*Gegeven tekst*.
========
Ook een andere datum is mogelijk, maar de rechter moet in elk geval behoedzaam omgaan met deze beslissingsvrijheid als een wijziging met terugwerkende kracht ingrijpende gevolgen kan hebben voor de onderhoudsgerechtigde, omdat die daardoor zou moeten terugbetalen wat in de daaraan voorafgaande periode in feite is betaald of verhaald. Dat geldt ook voor de rechter in hoger beroep als die een in eerste aanleg vastgestelde of gewijzigde bijdrage verlaagt of op nihil bepaalt. Daarom sluit het hof aan bij de door de rechtbank gehanteerde ingangsdatum. De man heeft aangevoerd dat hij kinderalimentatie in natura heeft betaald, die dan in mindering zou moeten strekken op de nog verschuldigde kinderalimentatie. Zoals de vrouw heeft opgemerkt is echter niet duidelijk of de door de man opgevoerde uitgaven voor [de minderjarige1] waren. Bovendien stelt de man zelf dat de uitgaven (voornamelijk) verband houden met de omgang. Kosten voor de uitvoering van een omgangsregeling zijn geen alimentatie in natura. Dat de man kinderalimentatie in natura heeft betaald, heeft hij dan ook onvoldoende aangetoond. Grief 2 faalt.
De behoefte van [de minderjarige1]
5.6
Grief 3 ziet op de behoefte van [de minderjarige1] , die de rechtbank heeft vastgesteld op € 475,- per maand. De man stelt dat de rechtbank de behoefte van [de minderjarige1] onjuist heeft berekend, omdat de rechtbank ten onrechte ervan is uitgegaan dat de vrouw en hij in gezinsverband hebben samengeleefd. De vrouw voert gemotiveerd verweer. Zij stelt dat partijen wel degelijk hebben samengewoond.
5.7
Voor het hof is onduidelijk gebleven of partijen al dan niet hebben samengewoond. Partijen hebben hierover wisselend en tegenstrijdig verklaard. Het hof gaat daarom uit van de formele situatie van niet-samenwonen, zoals partijen (destijds) hebben opgegeven bij instanties.
========
*Overzicht gegevens*.
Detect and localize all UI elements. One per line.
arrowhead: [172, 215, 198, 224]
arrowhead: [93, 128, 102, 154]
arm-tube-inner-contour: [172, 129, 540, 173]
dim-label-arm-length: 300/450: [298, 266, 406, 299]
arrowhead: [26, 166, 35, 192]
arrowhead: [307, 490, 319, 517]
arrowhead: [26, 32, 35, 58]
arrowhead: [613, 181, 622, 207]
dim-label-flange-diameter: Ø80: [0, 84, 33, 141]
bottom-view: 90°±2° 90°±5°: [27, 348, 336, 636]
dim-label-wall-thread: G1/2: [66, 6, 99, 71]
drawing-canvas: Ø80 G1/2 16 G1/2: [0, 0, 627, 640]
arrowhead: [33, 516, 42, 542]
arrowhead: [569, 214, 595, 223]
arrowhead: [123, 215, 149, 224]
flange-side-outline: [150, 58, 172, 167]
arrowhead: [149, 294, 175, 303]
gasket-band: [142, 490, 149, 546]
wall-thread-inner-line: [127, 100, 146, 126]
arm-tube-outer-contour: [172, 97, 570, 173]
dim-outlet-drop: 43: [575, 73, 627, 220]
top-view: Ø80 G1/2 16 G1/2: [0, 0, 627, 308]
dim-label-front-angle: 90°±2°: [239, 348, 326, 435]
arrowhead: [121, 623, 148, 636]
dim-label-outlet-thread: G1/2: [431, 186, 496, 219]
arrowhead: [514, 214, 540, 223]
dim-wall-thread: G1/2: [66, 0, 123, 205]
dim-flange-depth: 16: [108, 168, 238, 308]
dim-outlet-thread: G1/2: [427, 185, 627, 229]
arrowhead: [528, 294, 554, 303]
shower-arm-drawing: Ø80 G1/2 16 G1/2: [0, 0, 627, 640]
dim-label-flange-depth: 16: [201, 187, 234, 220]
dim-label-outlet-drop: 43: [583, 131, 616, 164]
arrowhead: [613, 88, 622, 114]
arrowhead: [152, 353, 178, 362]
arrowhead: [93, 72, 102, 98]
========
*Opdracht*.
Waarmee hebben de uitgaven van de man volgens hemzelf vooral te maken, volgens de tekst over de kinderalimentatie?

*Uitkomst oefening*.
Met de omgang.